▶ Required task
Extract all lines in the data that contain the word "Measuring".

A run of records:

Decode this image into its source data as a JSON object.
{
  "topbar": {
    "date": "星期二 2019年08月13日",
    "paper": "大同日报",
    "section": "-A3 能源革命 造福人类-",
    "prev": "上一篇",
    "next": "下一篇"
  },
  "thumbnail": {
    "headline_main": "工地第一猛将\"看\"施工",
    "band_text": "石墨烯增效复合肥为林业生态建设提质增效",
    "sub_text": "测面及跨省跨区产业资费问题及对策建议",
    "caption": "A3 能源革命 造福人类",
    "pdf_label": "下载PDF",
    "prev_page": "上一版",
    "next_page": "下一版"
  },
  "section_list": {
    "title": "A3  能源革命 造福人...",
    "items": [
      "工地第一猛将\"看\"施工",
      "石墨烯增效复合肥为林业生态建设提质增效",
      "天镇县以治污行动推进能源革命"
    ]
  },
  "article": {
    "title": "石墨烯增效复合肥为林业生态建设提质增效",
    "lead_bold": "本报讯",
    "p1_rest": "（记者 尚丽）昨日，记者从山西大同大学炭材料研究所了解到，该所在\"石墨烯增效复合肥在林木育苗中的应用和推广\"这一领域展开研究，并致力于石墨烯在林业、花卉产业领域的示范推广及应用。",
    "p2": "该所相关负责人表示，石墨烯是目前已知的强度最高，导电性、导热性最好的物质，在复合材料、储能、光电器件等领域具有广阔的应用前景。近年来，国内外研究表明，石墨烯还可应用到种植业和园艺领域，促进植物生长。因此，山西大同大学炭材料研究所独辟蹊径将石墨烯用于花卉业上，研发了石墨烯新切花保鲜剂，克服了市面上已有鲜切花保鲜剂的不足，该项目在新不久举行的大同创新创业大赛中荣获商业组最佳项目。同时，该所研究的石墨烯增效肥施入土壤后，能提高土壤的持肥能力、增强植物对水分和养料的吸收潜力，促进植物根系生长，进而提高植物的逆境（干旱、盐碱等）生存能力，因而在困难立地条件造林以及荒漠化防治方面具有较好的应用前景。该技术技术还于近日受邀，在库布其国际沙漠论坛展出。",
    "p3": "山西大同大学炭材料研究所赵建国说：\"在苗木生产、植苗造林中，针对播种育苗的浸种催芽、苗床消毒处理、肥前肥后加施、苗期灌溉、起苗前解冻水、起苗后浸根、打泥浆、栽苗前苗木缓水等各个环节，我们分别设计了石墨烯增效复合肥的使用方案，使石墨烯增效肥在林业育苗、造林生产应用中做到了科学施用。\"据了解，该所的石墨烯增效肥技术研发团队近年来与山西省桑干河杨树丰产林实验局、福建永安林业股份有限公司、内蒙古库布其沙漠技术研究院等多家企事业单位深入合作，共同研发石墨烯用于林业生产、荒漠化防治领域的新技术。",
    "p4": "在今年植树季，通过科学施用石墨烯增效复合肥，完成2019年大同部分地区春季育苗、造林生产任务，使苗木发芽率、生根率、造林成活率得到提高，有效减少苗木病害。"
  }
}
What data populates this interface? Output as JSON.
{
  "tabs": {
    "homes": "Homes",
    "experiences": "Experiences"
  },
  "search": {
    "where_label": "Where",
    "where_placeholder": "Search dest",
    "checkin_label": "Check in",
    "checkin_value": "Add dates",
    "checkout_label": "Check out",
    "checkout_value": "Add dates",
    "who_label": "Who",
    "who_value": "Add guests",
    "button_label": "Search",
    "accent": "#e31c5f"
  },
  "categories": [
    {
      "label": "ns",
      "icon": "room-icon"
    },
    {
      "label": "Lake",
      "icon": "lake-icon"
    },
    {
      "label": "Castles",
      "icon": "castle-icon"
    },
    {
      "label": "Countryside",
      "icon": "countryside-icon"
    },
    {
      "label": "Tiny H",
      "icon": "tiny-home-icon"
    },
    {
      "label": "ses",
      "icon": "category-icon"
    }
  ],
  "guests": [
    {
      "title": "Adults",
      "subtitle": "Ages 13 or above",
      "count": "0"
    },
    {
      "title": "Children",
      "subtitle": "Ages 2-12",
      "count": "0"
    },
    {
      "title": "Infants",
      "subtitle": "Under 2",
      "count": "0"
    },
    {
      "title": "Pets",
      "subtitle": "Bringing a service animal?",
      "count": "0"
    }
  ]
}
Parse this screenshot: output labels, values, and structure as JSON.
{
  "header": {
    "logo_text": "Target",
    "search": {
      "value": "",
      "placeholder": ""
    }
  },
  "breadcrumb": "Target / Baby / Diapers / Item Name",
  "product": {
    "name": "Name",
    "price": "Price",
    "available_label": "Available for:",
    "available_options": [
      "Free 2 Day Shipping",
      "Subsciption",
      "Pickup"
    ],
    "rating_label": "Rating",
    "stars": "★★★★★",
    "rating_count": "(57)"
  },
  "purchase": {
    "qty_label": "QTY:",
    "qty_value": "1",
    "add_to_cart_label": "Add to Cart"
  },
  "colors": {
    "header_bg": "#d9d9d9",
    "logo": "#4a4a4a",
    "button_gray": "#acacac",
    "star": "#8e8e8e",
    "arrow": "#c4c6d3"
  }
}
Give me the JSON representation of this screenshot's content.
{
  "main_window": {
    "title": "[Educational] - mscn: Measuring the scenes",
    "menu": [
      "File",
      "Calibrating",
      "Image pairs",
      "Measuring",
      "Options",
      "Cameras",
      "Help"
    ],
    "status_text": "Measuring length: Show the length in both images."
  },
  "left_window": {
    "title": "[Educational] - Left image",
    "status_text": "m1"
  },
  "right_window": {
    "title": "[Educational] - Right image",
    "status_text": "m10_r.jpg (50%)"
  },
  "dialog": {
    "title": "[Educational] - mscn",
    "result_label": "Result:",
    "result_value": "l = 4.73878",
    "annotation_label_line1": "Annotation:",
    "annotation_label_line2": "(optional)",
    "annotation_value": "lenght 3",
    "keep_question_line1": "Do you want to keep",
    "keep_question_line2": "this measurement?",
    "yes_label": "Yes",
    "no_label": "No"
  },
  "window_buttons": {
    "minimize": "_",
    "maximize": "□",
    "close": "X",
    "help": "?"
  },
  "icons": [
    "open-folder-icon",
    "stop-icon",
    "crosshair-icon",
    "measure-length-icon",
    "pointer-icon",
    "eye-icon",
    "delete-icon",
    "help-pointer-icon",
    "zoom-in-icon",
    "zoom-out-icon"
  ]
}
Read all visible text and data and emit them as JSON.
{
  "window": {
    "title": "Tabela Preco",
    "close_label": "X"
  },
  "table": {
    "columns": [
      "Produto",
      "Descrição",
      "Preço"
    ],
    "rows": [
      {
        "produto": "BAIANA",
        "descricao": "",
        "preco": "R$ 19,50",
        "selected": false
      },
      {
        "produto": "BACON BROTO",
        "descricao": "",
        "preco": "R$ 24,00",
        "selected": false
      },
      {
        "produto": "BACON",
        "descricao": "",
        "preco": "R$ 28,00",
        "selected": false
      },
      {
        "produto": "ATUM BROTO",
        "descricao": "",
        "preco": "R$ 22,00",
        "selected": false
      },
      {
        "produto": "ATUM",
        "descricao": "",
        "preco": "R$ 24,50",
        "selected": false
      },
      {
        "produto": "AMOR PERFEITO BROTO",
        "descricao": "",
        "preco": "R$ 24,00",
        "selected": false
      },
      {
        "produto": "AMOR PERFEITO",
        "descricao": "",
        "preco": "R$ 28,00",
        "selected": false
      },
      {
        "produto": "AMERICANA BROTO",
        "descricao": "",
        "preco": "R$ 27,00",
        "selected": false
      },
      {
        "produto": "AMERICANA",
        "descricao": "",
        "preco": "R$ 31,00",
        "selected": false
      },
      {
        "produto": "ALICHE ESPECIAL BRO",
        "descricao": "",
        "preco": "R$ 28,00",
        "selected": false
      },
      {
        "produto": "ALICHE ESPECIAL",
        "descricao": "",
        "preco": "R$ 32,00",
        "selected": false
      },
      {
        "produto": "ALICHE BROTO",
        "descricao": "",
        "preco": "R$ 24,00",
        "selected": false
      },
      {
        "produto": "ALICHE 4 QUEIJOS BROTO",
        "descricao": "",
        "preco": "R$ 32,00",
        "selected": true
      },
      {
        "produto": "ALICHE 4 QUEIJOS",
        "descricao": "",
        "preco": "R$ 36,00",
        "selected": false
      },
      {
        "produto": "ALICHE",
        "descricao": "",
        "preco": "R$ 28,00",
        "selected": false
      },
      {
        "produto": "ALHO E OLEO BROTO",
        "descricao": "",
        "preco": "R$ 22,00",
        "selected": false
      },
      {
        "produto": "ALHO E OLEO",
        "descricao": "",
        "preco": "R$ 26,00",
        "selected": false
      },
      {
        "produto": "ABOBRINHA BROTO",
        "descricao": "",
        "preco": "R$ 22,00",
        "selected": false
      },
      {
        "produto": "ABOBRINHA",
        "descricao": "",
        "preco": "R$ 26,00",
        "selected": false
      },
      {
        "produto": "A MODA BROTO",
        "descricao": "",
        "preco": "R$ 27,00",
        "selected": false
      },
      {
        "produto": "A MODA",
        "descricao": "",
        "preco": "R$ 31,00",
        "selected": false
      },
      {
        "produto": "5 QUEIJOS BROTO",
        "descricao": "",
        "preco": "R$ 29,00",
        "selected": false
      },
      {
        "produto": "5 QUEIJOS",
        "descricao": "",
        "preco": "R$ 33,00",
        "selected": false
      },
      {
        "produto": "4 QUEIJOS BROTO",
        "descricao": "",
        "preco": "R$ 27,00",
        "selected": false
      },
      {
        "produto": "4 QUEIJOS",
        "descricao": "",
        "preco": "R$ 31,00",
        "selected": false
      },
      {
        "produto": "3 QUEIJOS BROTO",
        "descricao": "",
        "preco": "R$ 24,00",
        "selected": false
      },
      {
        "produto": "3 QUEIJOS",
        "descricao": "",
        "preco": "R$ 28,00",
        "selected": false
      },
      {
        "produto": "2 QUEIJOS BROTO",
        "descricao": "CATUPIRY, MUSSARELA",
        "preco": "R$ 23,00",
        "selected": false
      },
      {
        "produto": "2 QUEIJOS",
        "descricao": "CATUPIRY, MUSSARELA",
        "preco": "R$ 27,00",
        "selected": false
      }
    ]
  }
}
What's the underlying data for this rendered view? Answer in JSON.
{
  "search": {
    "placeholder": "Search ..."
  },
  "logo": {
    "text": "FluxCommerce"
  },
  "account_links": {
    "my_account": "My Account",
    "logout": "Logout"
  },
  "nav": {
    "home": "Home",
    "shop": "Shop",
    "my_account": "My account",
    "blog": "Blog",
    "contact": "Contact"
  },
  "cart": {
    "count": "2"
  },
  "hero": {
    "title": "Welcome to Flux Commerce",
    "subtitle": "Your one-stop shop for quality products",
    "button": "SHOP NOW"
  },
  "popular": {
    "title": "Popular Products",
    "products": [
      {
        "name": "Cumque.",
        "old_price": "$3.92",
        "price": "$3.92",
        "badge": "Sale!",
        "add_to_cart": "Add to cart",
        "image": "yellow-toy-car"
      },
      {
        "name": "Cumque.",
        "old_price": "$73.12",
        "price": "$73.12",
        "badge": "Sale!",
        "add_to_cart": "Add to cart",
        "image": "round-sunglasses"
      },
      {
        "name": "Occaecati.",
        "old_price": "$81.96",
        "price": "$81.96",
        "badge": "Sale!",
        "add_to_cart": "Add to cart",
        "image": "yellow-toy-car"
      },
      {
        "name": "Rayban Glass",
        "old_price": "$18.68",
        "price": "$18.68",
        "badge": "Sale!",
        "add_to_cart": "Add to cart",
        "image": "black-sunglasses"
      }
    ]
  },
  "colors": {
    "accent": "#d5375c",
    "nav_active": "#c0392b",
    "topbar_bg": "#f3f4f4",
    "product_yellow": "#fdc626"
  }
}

▶ Solved exercise
    "title": "[Educational] - mscn: Measuring the scenes",
      "Measuring",
    "status_text": "Measuring length: Show the length in both images."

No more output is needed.